Rows from a figure dataset:
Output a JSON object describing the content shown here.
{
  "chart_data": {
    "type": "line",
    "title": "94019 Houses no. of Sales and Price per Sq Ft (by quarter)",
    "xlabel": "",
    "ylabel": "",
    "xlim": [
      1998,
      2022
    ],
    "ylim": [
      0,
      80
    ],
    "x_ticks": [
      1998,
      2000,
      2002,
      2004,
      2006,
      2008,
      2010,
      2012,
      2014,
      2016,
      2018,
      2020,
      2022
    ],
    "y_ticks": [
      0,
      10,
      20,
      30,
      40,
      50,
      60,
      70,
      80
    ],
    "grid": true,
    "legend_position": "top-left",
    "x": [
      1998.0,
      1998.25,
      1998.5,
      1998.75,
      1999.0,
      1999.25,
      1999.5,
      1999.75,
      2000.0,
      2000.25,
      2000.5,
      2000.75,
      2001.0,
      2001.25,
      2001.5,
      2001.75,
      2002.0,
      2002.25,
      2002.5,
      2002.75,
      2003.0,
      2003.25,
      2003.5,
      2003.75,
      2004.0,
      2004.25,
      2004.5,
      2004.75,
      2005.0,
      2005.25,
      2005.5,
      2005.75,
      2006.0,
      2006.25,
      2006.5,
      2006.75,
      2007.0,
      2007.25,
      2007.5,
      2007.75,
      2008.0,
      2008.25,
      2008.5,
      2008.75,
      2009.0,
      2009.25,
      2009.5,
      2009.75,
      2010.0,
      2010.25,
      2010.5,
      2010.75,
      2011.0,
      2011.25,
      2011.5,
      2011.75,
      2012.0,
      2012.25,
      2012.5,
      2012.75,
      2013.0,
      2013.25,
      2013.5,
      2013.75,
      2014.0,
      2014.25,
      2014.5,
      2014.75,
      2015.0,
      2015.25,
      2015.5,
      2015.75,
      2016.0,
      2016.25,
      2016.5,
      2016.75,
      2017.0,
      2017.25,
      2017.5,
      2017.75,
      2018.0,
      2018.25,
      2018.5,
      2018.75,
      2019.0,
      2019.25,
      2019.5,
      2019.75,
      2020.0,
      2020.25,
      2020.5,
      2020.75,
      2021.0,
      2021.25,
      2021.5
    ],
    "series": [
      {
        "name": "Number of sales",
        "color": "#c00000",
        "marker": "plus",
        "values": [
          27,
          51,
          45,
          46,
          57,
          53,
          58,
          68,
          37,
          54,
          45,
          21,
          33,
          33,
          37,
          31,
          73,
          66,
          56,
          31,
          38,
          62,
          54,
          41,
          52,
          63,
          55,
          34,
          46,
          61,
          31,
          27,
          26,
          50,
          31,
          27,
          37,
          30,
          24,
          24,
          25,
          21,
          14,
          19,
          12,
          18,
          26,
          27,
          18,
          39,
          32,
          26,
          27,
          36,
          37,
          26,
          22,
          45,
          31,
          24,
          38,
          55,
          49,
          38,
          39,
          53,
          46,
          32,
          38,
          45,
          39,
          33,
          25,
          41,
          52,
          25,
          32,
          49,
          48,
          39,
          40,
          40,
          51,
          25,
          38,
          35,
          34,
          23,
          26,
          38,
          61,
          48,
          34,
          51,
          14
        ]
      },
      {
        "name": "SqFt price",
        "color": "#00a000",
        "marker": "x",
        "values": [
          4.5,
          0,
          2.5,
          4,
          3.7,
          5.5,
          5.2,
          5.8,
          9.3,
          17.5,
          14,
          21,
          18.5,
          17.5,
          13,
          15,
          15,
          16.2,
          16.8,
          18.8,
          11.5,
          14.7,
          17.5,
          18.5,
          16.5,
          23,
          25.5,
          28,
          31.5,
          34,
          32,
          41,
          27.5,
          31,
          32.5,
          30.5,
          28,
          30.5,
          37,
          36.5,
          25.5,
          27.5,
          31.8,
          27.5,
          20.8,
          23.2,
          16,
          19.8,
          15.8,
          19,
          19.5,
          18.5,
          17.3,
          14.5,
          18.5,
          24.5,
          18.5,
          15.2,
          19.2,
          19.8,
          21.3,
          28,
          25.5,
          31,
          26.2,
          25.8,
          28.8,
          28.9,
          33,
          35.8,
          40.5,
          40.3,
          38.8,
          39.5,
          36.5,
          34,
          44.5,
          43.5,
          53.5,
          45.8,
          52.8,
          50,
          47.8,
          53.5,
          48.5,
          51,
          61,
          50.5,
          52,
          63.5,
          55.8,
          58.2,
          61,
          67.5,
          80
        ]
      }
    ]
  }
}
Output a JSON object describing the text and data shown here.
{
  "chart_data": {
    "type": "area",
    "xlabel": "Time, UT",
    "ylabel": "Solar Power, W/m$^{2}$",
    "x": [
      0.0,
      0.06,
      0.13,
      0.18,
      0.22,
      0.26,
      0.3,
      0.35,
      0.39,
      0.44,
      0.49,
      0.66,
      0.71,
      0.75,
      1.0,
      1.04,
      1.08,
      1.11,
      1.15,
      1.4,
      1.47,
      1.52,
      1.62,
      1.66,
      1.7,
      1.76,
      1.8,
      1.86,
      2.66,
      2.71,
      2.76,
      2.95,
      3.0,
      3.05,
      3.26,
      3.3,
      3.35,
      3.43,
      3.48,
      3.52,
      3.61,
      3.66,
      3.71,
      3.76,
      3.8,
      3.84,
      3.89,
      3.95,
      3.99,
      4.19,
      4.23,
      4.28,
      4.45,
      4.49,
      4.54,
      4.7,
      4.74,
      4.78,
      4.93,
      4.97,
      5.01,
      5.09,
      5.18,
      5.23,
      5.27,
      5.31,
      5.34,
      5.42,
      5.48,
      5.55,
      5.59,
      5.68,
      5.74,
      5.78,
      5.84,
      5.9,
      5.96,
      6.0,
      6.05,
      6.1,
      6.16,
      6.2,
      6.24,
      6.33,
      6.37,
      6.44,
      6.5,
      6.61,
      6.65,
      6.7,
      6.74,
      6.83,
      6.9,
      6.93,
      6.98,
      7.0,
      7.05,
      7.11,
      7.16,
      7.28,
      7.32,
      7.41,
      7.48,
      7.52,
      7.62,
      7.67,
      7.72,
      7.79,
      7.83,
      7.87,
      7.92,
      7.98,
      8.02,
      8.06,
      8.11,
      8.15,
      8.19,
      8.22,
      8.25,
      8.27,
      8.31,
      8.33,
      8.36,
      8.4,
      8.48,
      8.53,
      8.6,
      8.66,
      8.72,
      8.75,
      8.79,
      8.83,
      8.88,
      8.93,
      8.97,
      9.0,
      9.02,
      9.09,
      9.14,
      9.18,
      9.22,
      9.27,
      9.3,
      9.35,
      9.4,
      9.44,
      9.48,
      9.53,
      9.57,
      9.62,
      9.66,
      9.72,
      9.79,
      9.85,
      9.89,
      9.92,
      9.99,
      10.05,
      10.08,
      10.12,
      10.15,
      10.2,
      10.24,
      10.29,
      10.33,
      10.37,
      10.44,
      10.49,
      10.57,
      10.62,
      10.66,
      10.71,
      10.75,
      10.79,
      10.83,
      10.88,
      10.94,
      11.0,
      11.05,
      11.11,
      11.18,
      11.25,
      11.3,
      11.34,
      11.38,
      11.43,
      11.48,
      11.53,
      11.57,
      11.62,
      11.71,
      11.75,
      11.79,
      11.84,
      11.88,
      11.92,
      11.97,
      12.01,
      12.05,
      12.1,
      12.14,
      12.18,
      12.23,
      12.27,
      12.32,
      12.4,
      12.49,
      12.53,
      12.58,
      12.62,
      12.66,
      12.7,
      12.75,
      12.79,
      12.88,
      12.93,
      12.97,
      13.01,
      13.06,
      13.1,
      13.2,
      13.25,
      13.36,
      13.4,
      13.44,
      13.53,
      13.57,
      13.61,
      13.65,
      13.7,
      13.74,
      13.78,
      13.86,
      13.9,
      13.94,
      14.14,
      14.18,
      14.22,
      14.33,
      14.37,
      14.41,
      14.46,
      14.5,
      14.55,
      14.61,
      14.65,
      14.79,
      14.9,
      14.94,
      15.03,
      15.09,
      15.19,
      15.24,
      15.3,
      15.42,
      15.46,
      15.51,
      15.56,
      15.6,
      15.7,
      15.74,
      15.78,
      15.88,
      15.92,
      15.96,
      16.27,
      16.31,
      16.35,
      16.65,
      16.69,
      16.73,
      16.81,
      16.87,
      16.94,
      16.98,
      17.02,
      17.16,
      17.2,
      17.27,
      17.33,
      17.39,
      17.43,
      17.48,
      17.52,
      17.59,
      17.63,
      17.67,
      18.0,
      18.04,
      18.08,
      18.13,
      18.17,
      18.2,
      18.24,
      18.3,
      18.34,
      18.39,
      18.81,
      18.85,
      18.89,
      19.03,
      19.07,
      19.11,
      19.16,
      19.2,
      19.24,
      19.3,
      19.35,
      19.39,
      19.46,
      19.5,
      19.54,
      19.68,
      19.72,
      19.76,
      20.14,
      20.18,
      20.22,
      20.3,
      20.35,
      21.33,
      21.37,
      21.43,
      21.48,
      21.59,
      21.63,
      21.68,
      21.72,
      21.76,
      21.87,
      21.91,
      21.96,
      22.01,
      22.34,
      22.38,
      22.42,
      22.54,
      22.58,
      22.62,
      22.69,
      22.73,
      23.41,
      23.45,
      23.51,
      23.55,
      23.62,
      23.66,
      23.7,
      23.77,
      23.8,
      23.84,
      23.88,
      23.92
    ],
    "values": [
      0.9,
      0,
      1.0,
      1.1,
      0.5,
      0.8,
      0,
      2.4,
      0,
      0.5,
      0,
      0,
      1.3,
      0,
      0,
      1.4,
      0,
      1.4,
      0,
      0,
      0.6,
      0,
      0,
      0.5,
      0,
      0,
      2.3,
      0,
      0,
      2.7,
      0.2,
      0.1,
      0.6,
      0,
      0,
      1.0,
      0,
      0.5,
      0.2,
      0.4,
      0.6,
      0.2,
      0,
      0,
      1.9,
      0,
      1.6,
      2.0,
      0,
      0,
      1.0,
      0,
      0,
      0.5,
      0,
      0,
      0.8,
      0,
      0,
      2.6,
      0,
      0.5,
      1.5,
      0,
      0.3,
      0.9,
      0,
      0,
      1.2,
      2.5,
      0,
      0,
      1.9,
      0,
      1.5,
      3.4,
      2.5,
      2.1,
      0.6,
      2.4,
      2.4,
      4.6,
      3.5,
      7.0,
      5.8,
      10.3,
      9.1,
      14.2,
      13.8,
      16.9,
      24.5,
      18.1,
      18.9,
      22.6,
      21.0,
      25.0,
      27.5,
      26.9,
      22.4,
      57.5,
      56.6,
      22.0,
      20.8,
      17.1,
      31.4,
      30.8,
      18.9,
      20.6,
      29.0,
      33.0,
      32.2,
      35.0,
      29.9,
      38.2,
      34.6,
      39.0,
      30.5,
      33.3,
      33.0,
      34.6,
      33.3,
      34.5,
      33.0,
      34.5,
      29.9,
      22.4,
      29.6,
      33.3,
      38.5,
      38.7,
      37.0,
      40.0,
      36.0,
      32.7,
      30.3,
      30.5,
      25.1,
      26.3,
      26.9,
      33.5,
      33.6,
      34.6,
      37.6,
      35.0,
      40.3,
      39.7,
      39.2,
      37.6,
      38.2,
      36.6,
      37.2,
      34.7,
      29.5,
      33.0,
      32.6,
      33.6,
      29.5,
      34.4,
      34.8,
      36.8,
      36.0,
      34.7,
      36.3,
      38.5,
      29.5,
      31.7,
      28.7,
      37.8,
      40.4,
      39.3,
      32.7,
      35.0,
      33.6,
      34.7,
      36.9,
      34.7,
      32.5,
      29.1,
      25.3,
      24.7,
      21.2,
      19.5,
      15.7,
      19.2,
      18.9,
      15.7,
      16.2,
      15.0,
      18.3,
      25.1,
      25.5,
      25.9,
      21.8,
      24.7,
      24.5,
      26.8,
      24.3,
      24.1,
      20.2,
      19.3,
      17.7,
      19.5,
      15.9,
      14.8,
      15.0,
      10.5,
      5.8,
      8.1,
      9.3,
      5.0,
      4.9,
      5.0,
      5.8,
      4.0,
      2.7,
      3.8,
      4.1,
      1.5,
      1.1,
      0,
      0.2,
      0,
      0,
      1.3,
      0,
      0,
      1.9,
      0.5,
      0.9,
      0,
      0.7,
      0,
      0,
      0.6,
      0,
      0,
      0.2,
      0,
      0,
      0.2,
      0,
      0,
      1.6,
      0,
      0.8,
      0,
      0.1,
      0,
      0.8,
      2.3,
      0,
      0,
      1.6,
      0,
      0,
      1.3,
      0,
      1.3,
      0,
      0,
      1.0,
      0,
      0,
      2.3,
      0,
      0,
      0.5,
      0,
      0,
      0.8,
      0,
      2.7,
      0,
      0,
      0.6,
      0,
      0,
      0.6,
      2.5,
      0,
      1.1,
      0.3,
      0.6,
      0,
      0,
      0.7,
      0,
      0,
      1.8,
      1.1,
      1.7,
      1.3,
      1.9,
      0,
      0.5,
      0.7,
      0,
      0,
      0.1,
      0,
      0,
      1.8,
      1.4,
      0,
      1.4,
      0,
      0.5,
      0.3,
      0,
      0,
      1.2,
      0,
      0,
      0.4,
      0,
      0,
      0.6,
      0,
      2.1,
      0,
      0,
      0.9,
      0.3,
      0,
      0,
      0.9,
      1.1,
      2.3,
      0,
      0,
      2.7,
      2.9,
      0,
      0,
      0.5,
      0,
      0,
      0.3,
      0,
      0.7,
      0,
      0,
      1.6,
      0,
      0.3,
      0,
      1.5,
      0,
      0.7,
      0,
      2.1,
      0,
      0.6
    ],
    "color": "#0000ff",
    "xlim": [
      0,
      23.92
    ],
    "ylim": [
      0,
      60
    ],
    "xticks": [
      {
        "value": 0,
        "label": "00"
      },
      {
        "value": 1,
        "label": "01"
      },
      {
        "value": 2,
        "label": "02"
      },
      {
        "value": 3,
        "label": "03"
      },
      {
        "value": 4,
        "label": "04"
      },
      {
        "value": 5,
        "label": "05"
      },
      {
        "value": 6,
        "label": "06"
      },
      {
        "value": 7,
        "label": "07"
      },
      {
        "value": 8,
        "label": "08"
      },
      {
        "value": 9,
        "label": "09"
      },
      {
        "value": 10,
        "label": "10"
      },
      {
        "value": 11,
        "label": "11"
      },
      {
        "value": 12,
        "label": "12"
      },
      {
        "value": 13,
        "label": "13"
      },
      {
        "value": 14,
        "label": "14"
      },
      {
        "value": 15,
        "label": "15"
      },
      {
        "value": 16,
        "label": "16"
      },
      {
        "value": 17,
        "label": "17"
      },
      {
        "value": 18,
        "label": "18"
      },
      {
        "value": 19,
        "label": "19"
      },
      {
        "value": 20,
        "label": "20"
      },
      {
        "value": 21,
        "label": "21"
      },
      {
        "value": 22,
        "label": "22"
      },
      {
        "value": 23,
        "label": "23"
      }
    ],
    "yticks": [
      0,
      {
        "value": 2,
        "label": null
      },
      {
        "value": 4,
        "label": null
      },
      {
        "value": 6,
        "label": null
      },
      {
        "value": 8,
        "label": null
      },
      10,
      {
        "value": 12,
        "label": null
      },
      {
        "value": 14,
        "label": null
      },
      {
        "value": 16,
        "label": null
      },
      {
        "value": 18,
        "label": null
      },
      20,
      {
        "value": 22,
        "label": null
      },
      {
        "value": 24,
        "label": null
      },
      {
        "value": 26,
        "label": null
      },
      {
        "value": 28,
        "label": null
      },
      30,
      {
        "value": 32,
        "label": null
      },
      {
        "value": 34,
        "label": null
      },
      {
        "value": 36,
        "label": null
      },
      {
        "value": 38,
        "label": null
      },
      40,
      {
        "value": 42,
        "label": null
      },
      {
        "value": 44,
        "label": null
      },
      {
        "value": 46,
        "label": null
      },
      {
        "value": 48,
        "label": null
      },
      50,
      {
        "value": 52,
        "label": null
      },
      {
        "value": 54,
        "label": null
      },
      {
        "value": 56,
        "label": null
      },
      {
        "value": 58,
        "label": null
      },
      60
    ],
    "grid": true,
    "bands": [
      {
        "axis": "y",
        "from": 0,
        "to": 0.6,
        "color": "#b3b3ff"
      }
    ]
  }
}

### Your goal:
Check each line of the entries above for the word "Output". List the ones that have it.

### Answer:
Output a JSON object describing the content shown here.
Output a JSON object describing the text and data shown here.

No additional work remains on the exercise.